Text content records for pages:
▼

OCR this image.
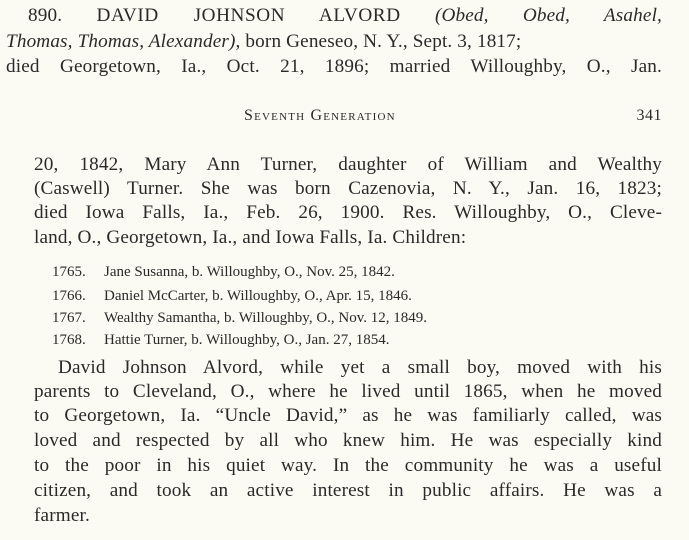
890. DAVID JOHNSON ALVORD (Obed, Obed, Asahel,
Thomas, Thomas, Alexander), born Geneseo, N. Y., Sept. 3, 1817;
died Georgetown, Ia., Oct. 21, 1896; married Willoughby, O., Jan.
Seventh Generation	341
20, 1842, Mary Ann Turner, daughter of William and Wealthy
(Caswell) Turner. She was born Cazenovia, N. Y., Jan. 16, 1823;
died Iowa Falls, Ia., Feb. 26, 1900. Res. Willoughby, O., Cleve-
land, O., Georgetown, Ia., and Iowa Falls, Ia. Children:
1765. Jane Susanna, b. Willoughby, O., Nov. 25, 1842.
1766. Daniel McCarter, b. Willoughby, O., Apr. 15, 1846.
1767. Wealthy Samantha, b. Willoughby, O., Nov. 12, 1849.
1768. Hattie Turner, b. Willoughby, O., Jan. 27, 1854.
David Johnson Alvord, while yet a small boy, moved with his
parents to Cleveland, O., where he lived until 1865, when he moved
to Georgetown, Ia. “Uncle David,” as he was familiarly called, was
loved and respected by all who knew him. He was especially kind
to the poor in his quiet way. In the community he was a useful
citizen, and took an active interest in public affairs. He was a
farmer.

▲
▼

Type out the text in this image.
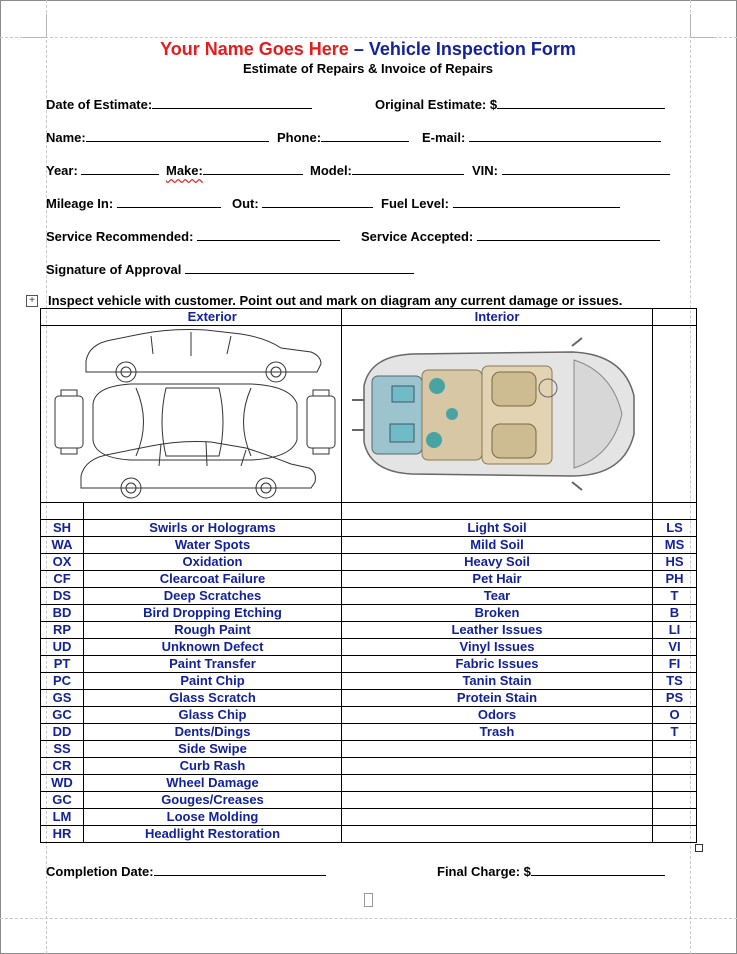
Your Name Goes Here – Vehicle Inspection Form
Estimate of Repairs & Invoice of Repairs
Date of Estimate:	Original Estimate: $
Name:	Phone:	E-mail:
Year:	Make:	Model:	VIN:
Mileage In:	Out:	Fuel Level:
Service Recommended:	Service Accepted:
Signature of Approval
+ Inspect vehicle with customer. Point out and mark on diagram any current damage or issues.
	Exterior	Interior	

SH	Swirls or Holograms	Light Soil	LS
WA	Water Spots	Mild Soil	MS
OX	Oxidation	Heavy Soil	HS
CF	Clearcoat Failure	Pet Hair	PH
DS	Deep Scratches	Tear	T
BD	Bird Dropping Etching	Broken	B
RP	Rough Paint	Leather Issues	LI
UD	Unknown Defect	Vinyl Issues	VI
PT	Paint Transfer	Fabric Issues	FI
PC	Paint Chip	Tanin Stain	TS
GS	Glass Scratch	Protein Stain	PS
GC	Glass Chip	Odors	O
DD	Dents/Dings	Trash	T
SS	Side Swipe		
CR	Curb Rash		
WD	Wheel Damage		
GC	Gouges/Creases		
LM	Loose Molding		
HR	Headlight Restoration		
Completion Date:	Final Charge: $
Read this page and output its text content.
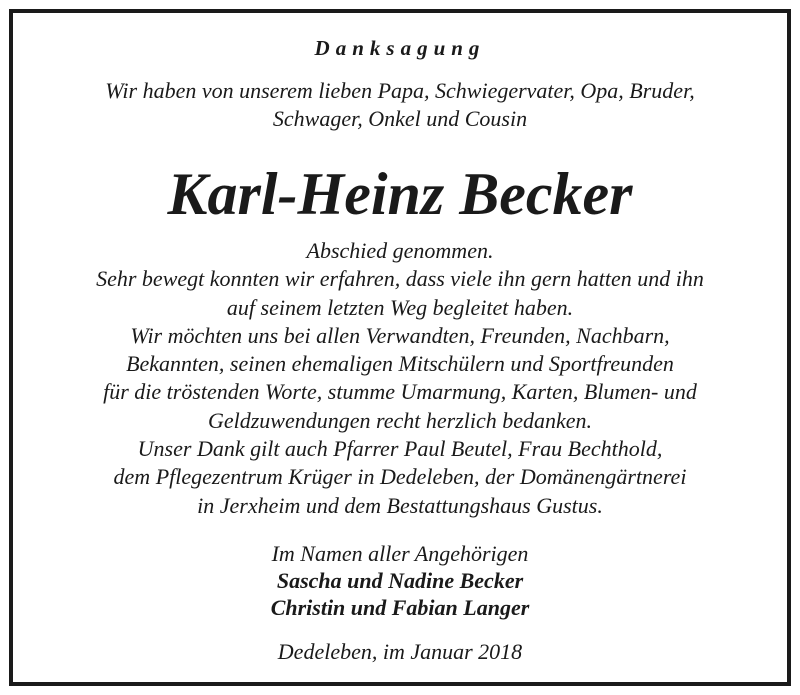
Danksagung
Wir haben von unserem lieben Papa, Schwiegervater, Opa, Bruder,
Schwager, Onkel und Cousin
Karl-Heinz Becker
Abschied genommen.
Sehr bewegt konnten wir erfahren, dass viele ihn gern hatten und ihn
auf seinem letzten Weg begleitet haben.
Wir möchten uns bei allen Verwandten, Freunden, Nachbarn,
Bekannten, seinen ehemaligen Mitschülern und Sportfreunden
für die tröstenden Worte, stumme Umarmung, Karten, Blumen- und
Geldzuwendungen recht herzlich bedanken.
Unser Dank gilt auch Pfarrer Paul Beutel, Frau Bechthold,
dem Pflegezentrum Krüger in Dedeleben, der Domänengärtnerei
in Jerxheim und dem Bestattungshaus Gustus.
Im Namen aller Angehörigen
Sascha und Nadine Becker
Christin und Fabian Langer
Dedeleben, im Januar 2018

▲
▼

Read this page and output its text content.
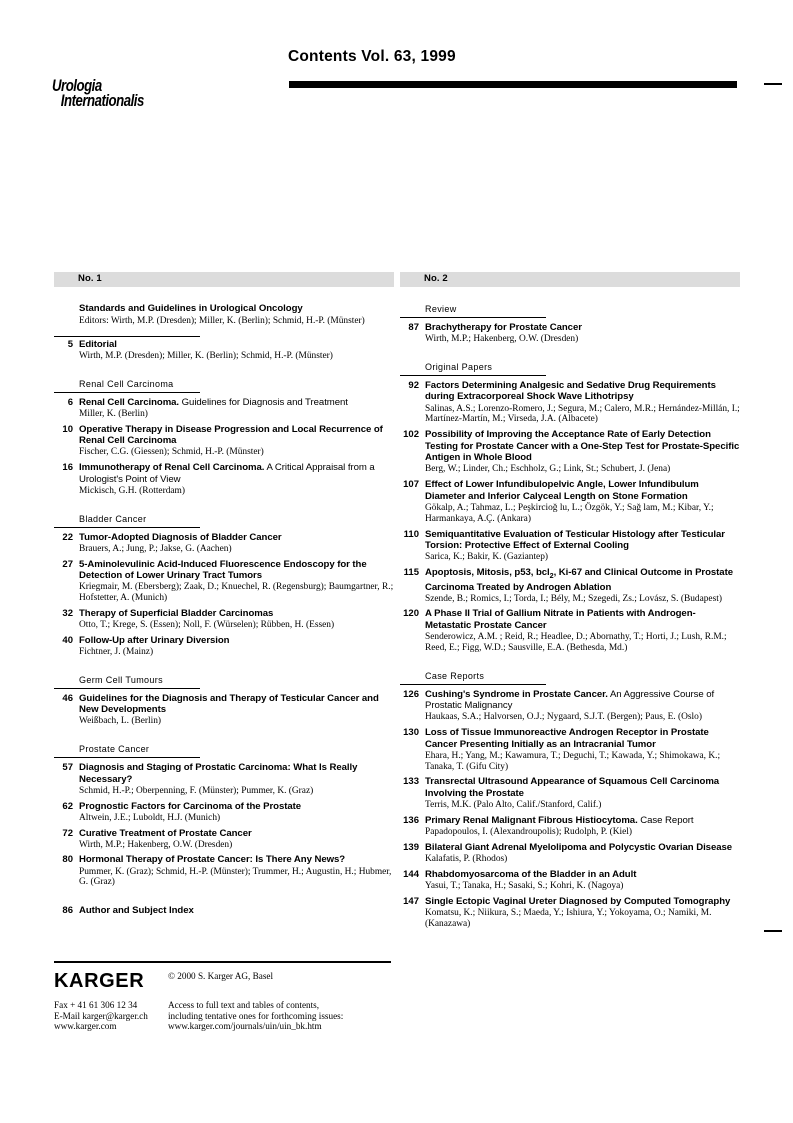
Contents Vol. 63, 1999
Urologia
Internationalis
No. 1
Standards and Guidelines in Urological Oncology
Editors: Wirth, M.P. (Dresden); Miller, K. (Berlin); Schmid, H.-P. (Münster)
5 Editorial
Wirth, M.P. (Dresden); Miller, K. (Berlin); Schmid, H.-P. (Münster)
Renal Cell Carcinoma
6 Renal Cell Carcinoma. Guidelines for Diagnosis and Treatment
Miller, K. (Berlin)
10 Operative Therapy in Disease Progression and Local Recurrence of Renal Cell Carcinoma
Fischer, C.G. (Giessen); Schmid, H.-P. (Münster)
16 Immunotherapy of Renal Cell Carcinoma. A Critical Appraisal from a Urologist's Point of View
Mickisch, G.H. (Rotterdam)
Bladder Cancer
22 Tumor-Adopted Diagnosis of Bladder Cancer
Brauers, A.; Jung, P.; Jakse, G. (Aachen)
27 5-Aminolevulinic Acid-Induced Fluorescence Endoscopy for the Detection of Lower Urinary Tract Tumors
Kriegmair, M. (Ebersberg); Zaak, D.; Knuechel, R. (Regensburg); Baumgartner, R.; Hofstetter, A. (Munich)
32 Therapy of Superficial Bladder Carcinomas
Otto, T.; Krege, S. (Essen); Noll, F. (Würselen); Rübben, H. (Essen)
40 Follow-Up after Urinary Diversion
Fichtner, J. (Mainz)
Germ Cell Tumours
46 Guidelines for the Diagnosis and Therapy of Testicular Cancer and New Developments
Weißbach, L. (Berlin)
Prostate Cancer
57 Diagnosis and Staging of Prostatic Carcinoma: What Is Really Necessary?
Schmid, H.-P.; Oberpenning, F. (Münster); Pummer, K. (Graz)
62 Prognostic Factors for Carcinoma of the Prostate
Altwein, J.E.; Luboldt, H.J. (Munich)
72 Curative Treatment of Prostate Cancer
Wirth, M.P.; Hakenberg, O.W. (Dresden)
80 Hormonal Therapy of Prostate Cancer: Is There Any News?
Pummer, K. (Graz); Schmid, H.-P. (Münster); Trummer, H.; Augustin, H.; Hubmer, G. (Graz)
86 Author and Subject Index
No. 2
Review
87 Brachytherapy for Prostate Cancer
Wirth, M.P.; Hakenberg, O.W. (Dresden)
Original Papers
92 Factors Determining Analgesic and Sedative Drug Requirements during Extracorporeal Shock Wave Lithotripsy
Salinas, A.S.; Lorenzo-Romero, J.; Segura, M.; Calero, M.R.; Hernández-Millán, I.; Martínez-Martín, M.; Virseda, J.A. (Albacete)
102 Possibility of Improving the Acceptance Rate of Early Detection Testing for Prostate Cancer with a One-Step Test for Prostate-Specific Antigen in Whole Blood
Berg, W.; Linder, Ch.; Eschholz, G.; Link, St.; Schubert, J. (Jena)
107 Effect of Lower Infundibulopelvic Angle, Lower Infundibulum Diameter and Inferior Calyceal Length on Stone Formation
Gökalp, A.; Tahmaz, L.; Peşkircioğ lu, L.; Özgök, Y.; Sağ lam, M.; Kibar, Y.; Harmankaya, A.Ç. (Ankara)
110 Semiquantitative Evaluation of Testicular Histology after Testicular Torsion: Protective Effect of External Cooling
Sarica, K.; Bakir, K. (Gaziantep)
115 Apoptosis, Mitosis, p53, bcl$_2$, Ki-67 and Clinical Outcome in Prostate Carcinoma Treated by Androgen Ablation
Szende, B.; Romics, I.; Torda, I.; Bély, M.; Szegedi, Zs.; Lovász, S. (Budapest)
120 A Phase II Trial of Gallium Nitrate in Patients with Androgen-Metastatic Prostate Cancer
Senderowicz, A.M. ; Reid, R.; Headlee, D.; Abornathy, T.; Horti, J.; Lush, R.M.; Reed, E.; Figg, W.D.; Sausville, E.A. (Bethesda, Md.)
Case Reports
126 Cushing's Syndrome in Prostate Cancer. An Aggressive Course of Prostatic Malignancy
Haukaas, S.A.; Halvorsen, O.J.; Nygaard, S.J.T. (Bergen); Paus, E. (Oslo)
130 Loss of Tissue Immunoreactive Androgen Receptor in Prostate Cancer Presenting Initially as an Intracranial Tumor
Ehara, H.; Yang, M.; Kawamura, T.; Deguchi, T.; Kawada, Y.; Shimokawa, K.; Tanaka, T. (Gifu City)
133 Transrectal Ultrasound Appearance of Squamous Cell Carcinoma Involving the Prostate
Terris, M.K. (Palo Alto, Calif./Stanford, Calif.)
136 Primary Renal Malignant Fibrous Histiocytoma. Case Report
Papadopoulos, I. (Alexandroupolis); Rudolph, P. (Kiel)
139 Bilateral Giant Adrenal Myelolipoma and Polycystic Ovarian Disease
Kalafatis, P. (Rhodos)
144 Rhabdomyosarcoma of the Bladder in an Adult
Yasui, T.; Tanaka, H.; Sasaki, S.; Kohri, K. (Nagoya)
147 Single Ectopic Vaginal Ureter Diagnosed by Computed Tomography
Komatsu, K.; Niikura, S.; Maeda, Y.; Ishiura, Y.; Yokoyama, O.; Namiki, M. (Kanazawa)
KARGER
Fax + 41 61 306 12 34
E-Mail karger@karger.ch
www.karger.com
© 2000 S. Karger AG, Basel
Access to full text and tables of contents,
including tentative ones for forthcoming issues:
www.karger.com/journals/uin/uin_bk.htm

▲

ABOUT THIS TASK: Return the number of lines containing the word "Point" in these records, with no additional output.

TASK RESULT: 2